Records that describe figures:
● ● ● ●
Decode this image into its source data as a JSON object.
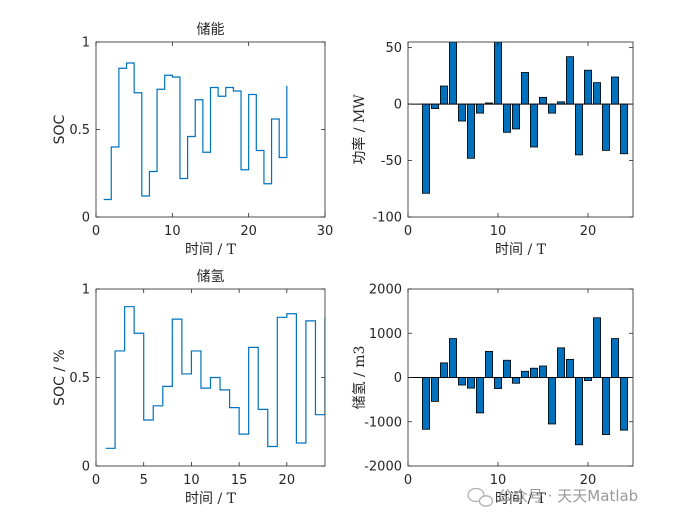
{
  "watermark": "公众号 · 天天Matlab",
  "colors": {
    "line": "#0072BD",
    "bar": "#0072BD",
    "axis": "#262626"
  },
  "chart_data": [
    {
      "id": "storage-soc",
      "type": "line",
      "title": "储能",
      "xlabel": "时间 / T",
      "ylabel": "SOC",
      "xlim": [
        0,
        30
      ],
      "ylim": [
        0,
        1
      ],
      "xticks": [
        0,
        10,
        20,
        30
      ],
      "yticks": [
        0,
        0.5,
        1
      ],
      "yticklabels": [
        "0",
        "0.5",
        "1"
      ],
      "x": [
        1,
        2,
        3,
        4,
        5,
        6,
        7,
        8,
        9,
        10,
        11,
        12,
        13,
        14,
        15,
        16,
        17,
        18,
        19,
        20,
        21,
        22,
        23,
        24,
        25
      ],
      "y": [
        0.1,
        0.4,
        0.85,
        0.88,
        0.71,
        0.12,
        0.26,
        0.73,
        0.81,
        0.8,
        0.22,
        0.46,
        0.67,
        0.37,
        0.74,
        0.69,
        0.74,
        0.72,
        0.27,
        0.7,
        0.38,
        0.19,
        0.56,
        0.34,
        0.75
      ]
    },
    {
      "id": "storage-power",
      "type": "bar",
      "title": "",
      "xlabel": "时间 / T",
      "ylabel": "功率 / MW",
      "xlim": [
        0,
        25
      ],
      "ylim": [
        -100,
        55
      ],
      "xticks": [
        0,
        10,
        20
      ],
      "yticks": [
        -100,
        -50,
        0,
        50
      ],
      "yticklabels": [
        "-100",
        "-50",
        "0",
        "50"
      ],
      "x": [
        2,
        3,
        4,
        5,
        6,
        7,
        8,
        9,
        10,
        11,
        12,
        13,
        14,
        15,
        16,
        17,
        18,
        19,
        20,
        21,
        22,
        23,
        24
      ],
      "values": [
        -79,
        -4,
        16,
        55,
        -15,
        -48,
        -8,
        1,
        55,
        -25,
        -22,
        28,
        -38,
        6,
        -8,
        2,
        42,
        -45,
        30,
        19,
        -41,
        24,
        -44
      ]
    },
    {
      "id": "hydrogen-soc",
      "type": "line",
      "title": "储氢",
      "xlabel": "时间 / T",
      "ylabel": "SOC / %",
      "xlim": [
        0,
        24
      ],
      "ylim": [
        0,
        1
      ],
      "xticks": [
        0,
        5,
        10,
        15,
        20
      ],
      "yticks": [
        0,
        0.5,
        1
      ],
      "yticklabels": [
        "0",
        "0.5",
        "1"
      ],
      "x": [
        1,
        2,
        3,
        4,
        5,
        6,
        7,
        8,
        9,
        10,
        11,
        12,
        13,
        14,
        15,
        16,
        17,
        18,
        19,
        20,
        21,
        22,
        23,
        24
      ],
      "y": [
        0.1,
        0.65,
        0.9,
        0.75,
        0.26,
        0.34,
        0.45,
        0.83,
        0.52,
        0.65,
        0.44,
        0.5,
        0.43,
        0.33,
        0.18,
        0.67,
        0.32,
        0.11,
        0.84,
        0.86,
        0.13,
        0.82,
        0.29,
        0.84
      ]
    },
    {
      "id": "hydrogen-power",
      "type": "bar",
      "title": "",
      "xlabel": "时间 / T",
      "ylabel": "储氢 / m3",
      "xlim": [
        0,
        25
      ],
      "ylim": [
        -2000,
        2000
      ],
      "xticks": [
        0,
        10,
        20
      ],
      "yticks": [
        -2000,
        -1000,
        0,
        1000,
        2000
      ],
      "yticklabels": [
        "-2000",
        "-1000",
        "0",
        "1000",
        "2000"
      ],
      "x": [
        2,
        3,
        4,
        5,
        6,
        7,
        8,
        9,
        10,
        11,
        12,
        13,
        14,
        15,
        16,
        17,
        18,
        19,
        20,
        21,
        22,
        23,
        24
      ],
      "values": [
        -1170,
        -540,
        330,
        880,
        -170,
        -240,
        -800,
        590,
        -250,
        390,
        -130,
        140,
        210,
        260,
        -1050,
        670,
        410,
        -1520,
        -70,
        1350,
        -1290,
        880,
        -1190
      ]
    }
  ]
}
● ● ● ●
Your task:
Copy the records above exactly, omitting every picture.

Solution to the problem:
Decode this image into its source data as a JSON object.
{
  "watermark": "公众号 · 天天Matlab",
  "colors": {
    "line": "#0072BD",
    "bar": "#0072BD",
    "axis": "#262626"
  },
  "chart_data": [
    {
      "id": "storage-soc",
      "type": "line",
      "title": "储能",
      "xlabel": "时间 / T",
      "ylabel": "SOC",
      "xlim": [
        0,
        30
      ],
      "ylim": [
        0,
        1
      ],
      "xticks": [
        0,
        10,
        20,
        30
      ],
      "yticks": [
        0,
        0.5,
        1
      ],
      "yticklabels": [
        "0",
        "0.5",
        "1"
      ],
      "x": [
        1,
        2,
        3,
        4,
        5,
        6,
        7,
        8,
        9,
        10,
        11,
        12,
        13,
        14,
        15,
        16,
        17,
        18,
        19,
        20,
        21,
        22,
        23,
        24,
        25
      ],
      "y": [
        0.1,
        0.4,
        0.85,
        0.88,
        0.71,
        0.12,
        0.26,
        0.73,
        0.81,
        0.8,
        0.22,
        0.46,
        0.67,
        0.37,
        0.74,
        0.69,
        0.74,
        0.72,
        0.27,
        0.7,
        0.38,
        0.19,
        0.56,
        0.34,
        0.75
      ]
    },
    {
      "id": "storage-power",
      "type": "bar",
      "title": "",
      "xlabel": "时间 / T",
      "ylabel": "功率 / MW",
      "xlim": [
        0,
        25
      ],
      "ylim": [
        -100,
        55
      ],
      "xticks": [
        0,
        10,
        20
      ],
      "yticks": [
        -100,
        -50,
        0,
        50
      ],
      "yticklabels": [
        "-100",
        "-50",
        "0",
        "50"
      ],
      "x": [
        2,
        3,
        4,
        5,
        6,
        7,
        8,
        9,
        10,
        11,
        12,
        13,
        14,
        15,
        16,
        17,
        18,
        19,
        20,
        21,
        22,
        23,
        24
      ],
      "values": [
        -79,
        -4,
        16,
        55,
        -15,
        -48,
        -8,
        1,
        55,
        -25,
        -22,
        28,
        -38,
        6,
        -8,
        2,
        42,
        -45,
        30,
        19,
        -41,
        24,
        -44
      ]
    },
    {
      "id": "hydrogen-soc",
      "type": "line",
      "title": "储氢",
      "xlabel": "时间 / T",
      "ylabel": "SOC / %",
      "xlim": [
        0,
        24
      ],
      "ylim": [
        0,
        1
      ],
      "xticks": [
        0,
        5,
        10,
        15,
        20
      ],
      "yticks": [
        0,
        0.5,
        1
      ],
      "yticklabels": [
        "0",
        "0.5",
        "1"
      ],
      "x": [
        1,
        2,
        3,
        4,
        5,
        6,
        7,
        8,
        9,
        10,
        11,
        12,
        13,
        14,
        15,
        16,
        17,
        18,
        19,
        20,
        21,
        22,
        23,
        24
      ],
      "y": [
        0.1,
        0.65,
        0.9,
        0.75,
        0.26,
        0.34,
        0.45,
        0.83,
        0.52,
        0.65,
        0.44,
        0.5,
        0.43,
        0.33,
        0.18,
        0.67,
        0.32,
        0.11,
        0.84,
        0.86,
        0.13,
        0.82,
        0.29,
        0.84
      ]
    },
    {
      "id": "hydrogen-power",
      "type": "bar",
      "title": "",
      "xlabel": "时间 / T",
      "ylabel": "储氢 / m3",
      "xlim": [
        0,
        25
      ],
      "ylim": [
        -2000,
        2000
      ],
      "xticks": [
        0,
        10,
        20
      ],
      "yticks": [
        -2000,
        -1000,
        0,
        1000,
        2000
      ],
      "yticklabels": [
        "-2000",
        "-1000",
        "0",
        "1000",
        "2000"
      ],
      "x": [
        2,
        3,
        4,
        5,
        6,
        7,
        8,
        9,
        10,
        11,
        12,
        13,
        14,
        15,
        16,
        17,
        18,
        19,
        20,
        21,
        22,
        23,
        24
      ],
      "values": [
        -1170,
        -540,
        330,
        880,
        -170,
        -240,
        -800,
        590,
        -250,
        390,
        -130,
        140,
        210,
        260,
        -1050,
        670,
        410,
        -1520,
        -70,
        1350,
        -1290,
        880,
        -1190
      ]
    }
  ]
}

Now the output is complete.